▸ **PROBLEM TO SOLVE**
Each record below should be repeated precisely as written.

▸ **ITEMS**
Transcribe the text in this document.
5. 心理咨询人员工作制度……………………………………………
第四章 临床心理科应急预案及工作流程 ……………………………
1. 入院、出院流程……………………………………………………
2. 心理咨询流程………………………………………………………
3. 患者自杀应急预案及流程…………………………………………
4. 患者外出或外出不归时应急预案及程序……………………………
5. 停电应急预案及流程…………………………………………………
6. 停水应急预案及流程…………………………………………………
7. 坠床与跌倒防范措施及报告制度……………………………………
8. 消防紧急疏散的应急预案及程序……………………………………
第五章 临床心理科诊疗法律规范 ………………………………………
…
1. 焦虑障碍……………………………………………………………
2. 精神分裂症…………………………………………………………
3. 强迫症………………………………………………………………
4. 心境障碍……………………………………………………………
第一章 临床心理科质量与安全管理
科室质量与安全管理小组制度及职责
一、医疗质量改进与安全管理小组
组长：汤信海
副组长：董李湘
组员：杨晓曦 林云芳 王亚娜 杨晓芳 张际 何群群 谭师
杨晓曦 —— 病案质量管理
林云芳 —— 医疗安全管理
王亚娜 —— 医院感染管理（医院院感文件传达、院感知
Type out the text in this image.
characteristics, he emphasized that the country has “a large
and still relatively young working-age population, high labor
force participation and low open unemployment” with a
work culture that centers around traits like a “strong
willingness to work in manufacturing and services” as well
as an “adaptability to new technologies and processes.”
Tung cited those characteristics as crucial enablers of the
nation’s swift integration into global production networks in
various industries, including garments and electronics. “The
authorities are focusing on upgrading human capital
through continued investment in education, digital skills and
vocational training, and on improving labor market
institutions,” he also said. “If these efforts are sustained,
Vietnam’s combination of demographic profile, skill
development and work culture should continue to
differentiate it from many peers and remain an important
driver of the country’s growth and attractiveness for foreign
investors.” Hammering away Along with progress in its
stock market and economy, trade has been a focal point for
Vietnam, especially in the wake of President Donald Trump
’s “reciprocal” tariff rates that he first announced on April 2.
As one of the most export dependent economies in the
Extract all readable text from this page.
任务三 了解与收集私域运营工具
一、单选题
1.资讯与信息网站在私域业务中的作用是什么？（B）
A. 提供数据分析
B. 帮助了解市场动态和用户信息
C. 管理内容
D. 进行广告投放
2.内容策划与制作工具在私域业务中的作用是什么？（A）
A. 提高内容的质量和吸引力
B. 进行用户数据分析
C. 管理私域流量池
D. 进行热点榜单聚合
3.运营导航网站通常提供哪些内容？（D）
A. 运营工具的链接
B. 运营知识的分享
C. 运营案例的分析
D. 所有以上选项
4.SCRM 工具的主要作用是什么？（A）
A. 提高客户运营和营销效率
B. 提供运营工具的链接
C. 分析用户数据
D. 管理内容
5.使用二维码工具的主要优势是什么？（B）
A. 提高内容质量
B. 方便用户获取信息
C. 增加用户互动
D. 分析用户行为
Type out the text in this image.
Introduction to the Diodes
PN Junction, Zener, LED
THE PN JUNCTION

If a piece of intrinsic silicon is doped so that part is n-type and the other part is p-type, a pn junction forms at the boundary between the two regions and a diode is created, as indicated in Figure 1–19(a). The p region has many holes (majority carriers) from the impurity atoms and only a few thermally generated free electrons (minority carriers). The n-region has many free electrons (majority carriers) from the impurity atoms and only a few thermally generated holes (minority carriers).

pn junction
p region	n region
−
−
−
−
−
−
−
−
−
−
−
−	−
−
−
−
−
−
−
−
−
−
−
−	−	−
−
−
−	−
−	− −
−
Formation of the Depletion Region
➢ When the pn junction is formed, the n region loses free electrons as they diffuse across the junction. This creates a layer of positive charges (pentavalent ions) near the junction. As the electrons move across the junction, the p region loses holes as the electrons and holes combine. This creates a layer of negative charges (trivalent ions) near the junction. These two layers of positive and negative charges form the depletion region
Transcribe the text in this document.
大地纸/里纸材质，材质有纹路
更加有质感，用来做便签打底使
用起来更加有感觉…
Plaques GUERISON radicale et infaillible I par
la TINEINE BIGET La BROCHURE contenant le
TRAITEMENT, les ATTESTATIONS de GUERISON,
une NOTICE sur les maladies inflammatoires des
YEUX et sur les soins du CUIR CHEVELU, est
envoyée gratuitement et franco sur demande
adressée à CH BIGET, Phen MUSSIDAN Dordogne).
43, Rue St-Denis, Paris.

▸ **WRITTEN RESPONSE**
Transcribe the text in this document.
5. 心理咨询人员工作制度……………………………………………
第四章 临床心理科应急预案及工作流程 ……………………………
1. 入院、出院流程……………………………………………………
2. 心理咨询流程………………………………………………………
3. 患者自杀应急预案及流程…………………………………………
4. 患者外出或外出不归时应急预案及程序……………………………
5. 停电应急预案及流程…………………………………………………
6. 停水应急预案及流程…………………………………………………
7. 坠床与跌倒防范措施及报告制度……………………………………
8. 消防紧急疏散的应急预案及程序……………………………………
第五章 临床心理科诊疗法律规范 ………………………………………
…
1. 焦虑障碍……………………………………………………………
2. 精神分裂症…………………………………………………………
3. 强迫症………………………………………………………………
4. 心境障碍……………………………………………………………
第一章 临床心理科质量与安全管理
科室质量与安全管理小组制度及职责
一、医疗质量改进与安全管理小组
组长：汤信海
副组长：董李湘
组员：杨晓曦 林云芳 王亚娜 杨晓芳 张际 何群群 谭师
杨晓曦 —— 病案质量管理
林云芳 —— 医疗安全管理
王亚娜 —— 医院感染管理（医院院感文件传达、院感知
Type out the text in this image.
characteristics, he emphasized that the country has “a large
and still relatively young working-age population, high labor
force participation and low open unemployment” with a
work culture that centers around traits like a “strong
willingness to work in manufacturing and services” as well
as an “adaptability to new technologies and processes.”
Tung cited those characteristics as crucial enablers of the
nation’s swift integration into global production networks in
various industries, including garments and electronics. “The
authorities are focusing on upgrading human capital
through continued investment in education, digital skills and
vocational training, and on improving labor market
institutions,” he also said. “If these efforts are sustained,
Vietnam’s combination of demographic profile, skill
development and work culture should continue to
differentiate it from many peers and remain an important
driver of the country’s growth and attractiveness for foreign
investors.” Hammering away Along with progress in its
stock market and economy, trade has been a focal point for
Vietnam, especially in the wake of President Donald Trump
’s “reciprocal” tariff rates that he first announced on April 2.
As one of the most export dependent economies in the
Extract all readable text from this page.
任务三 了解与收集私域运营工具
一、单选题
1.资讯与信息网站在私域业务中的作用是什么？（B）
A. 提供数据分析
B. 帮助了解市场动态和用户信息
C. 管理内容
D. 进行广告投放
2.内容策划与制作工具在私域业务中的作用是什么？（A）
A. 提高内容的质量和吸引力
B. 进行用户数据分析
C. 管理私域流量池
D. 进行热点榜单聚合
3.运营导航网站通常提供哪些内容？（D）
A. 运营工具的链接
B. 运营知识的分享
C. 运营案例的分析
D. 所有以上选项
4.SCRM 工具的主要作用是什么？（A）
A. 提高客户运营和营销效率
B. 提供运营工具的链接
C. 分析用户数据
D. 管理内容
5.使用二维码工具的主要优势是什么？（B）
A. 提高内容质量
B. 方便用户获取信息
C. 增加用户互动
D. 分析用户行为
Type out the text in this image.
Introduction to the Diodes
PN Junction, Zener, LED
THE PN JUNCTION

If a piece of intrinsic silicon is doped so that part is n-type and the other part is p-type, a pn junction forms at the boundary between the two regions and a diode is created, as indicated in Figure 1–19(a). The p region has many holes (majority carriers) from the impurity atoms and only a few thermally generated free electrons (minority carriers). The n-region has many free electrons (majority carriers) from the impurity atoms and only a few thermally generated holes (minority carriers).

pn junction
p region	n region
−
−
−
−
−
−
−
−
−
−
−
−	−
−
−
−
−
−
−
−
−
−
−
−	−	−
−
−
−	−
−	− −
−
Formation of the Depletion Region
➢ When the pn junction is formed, the n region loses free electrons as they diffuse across the junction. This creates a layer of positive charges (pentavalent ions) near the junction. As the electrons move across the junction, the p region loses holes as the electrons and holes combine. This creates a layer of negative charges (trivalent ions) near the junction. These two layers of positive and negative charges form the depletion region
Transcribe the text in this document.
大地纸/里纸材质，材质有纹路
更加有质感，用来做便签打底使
用起来更加有感觉…
Plaques GUERISON radicale et infaillible I par
la TINEINE BIGET La BROCHURE contenant le
TRAITEMENT, les ATTESTATIONS de GUERISON,
une NOTICE sur les maladies inflammatoires des
YEUX et sur les soins du CUIR CHEVELU, est
envoyée gratuitement et franco sur demande
adressée à CH BIGET, Phen MUSSIDAN Dordogne).
43, Rue St-Denis, Paris.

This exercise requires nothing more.